> _Task requirements_: All the records that follow need to be reproduced exactly. Omit the images.

> _Records shown_:
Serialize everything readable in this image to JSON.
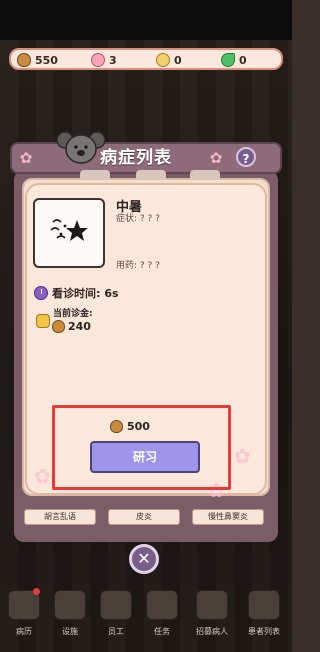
{
  "resources": [
    {
      "icon": "acorn-icon",
      "value": "550"
    },
    {
      "icon": "flower-icon",
      "value": "3"
    },
    {
      "icon": "coin-icon",
      "value": "0"
    },
    {
      "icon": "leaf-icon",
      "value": "0"
    }
  ],
  "panel": {
    "title": "病症列表",
    "help": "?"
  },
  "disease": {
    "name": "中暑",
    "symptom": "症状: ? ? ?",
    "medicine": "用药: ? ? ?",
    "time_label": "看诊时间:",
    "time_value": "6s",
    "fee_label": "当前诊金:",
    "fee_value": "240"
  },
  "research": {
    "cost": "500",
    "button_label": "研习"
  },
  "disease_tabs": [
    "胡言乱语",
    "皮炎",
    "慢性鼻窦炎"
  ],
  "close_label": "✕",
  "bottom_nav": [
    "病历",
    "设施",
    "员工",
    "任务",
    "招募病人",
    "患者列表"
  ],
  "colors": {
    "button_fill": "#9e95ea",
    "highlight": "#e23b3b",
    "panel": "#7b5d68"
  }
}
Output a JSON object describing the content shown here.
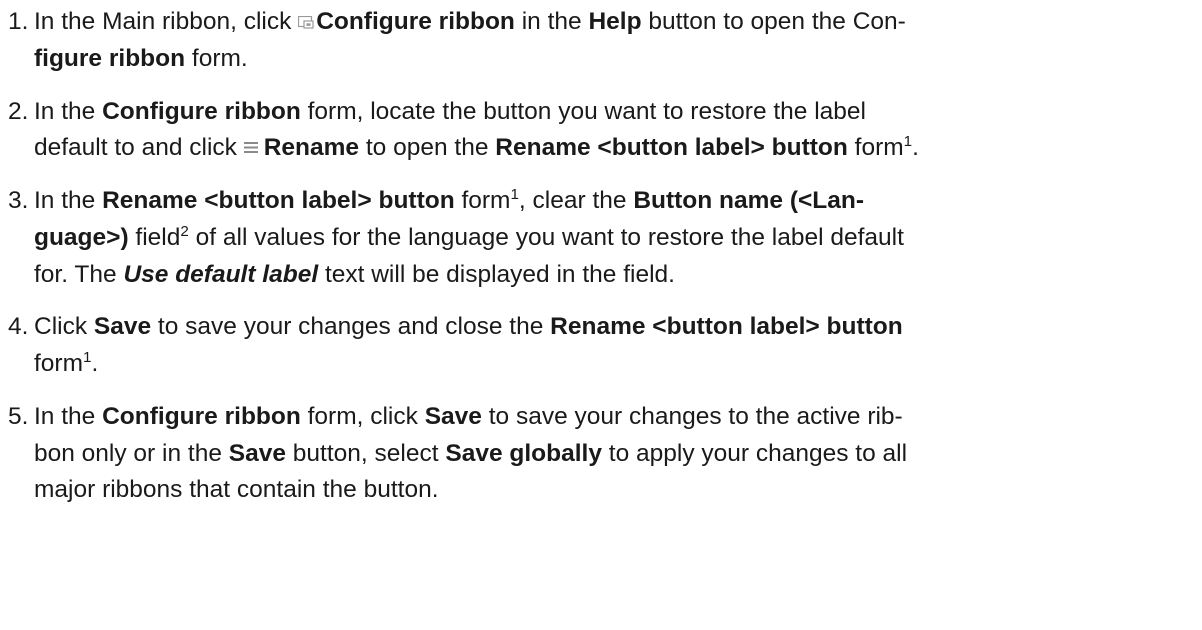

> _Response to this exercise_:
Serialize everything readable in this image to JSON.
{
  "resources": [
    {
      "icon": "acorn-icon",
      "value": "550"
    },
    {
      "icon": "flower-icon",
      "value": "3"
    },
    {
      "icon": "coin-icon",
      "value": "0"
    },
    {
      "icon": "leaf-icon",
      "value": "0"
    }
  ],
  "panel": {
    "title": "病症列表",
    "help": "?"
  },
  "disease": {
    "name": "中暑",
    "symptom": "症状: ? ? ?",
    "medicine": "用药: ? ? ?",
    "time_label": "看诊时间:",
    "time_value": "6s",
    "fee_label": "当前诊金:",
    "fee_value": "240"
  },
  "research": {
    "cost": "500",
    "button_label": "研习"
  },
  "disease_tabs": [
    "胡言乱语",
    "皮炎",
    "慢性鼻窦炎"
  ],
  "close_label": "✕",
  "bottom_nav": [
    "病历",
    "设施",
    "员工",
    "任务",
    "招募病人",
    "患者列表"
  ],
  "colors": {
    "button_fill": "#9e95ea",
    "highlight": "#e23b3b",
    "panel": "#7b5d68"
  }
}
Output a JSON object describing the content shown here.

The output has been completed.